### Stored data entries

++++++++++++++++++++

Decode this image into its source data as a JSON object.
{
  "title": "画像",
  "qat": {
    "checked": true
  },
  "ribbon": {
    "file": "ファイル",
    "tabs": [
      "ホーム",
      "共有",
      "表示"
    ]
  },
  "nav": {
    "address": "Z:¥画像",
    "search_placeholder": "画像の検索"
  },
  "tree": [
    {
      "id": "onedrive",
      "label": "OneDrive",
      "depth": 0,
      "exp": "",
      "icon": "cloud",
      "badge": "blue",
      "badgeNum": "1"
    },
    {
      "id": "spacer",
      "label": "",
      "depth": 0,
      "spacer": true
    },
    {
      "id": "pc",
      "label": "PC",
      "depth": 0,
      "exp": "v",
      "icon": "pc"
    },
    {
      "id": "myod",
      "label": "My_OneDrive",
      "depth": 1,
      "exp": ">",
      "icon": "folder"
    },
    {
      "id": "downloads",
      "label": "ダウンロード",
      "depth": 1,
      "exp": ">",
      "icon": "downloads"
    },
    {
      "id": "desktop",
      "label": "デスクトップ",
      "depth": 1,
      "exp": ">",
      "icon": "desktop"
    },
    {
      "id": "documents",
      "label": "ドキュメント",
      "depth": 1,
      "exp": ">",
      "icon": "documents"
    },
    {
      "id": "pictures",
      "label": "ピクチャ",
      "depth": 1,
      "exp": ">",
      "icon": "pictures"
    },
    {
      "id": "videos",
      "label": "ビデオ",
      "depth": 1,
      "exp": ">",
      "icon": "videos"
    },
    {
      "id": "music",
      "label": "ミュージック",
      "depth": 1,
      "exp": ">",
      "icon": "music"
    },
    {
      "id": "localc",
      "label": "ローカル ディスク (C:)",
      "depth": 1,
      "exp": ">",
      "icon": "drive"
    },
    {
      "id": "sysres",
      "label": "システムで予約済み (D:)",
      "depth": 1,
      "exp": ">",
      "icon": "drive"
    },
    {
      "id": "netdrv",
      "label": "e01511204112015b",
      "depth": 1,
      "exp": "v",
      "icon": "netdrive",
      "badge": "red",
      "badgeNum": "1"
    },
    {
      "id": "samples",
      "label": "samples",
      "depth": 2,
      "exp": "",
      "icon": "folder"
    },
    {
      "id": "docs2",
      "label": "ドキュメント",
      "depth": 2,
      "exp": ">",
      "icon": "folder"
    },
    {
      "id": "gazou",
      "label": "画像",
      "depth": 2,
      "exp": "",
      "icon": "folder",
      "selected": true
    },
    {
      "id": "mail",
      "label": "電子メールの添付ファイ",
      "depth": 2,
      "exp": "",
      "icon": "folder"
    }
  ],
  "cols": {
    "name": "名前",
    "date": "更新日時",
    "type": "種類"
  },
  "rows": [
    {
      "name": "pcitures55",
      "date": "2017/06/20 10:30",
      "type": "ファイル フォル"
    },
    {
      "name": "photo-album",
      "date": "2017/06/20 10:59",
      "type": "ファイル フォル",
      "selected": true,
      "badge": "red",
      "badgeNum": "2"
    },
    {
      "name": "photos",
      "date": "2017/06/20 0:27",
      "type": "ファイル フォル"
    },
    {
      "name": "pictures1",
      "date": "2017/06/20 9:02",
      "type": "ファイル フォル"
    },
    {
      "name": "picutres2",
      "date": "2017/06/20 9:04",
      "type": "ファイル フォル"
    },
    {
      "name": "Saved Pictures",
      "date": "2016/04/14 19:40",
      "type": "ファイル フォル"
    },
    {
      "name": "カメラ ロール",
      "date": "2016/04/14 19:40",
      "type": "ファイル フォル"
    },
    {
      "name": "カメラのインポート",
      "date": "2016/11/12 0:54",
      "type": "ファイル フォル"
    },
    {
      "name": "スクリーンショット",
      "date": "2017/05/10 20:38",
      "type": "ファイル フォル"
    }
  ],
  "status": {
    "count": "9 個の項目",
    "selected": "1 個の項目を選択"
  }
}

++++++++++++++++++++

### The request
Search the entries for the string "date" and collect each line that has it.

### Final result
    "date": "更新日時",
      "date": "2017/06/20 10:30",
      "date": "2017/06/20 10:59",
      "date": "2017/06/20 0:27",
      "date": "2017/06/20 9:02",
      "date": "2017/06/20 9:04",
      "date": "2016/04/14 19:40",
      "date": "2016/04/14 19:40",
      "date": "2016/11/12 0:54",
      "date": "2017/05/10 20:38",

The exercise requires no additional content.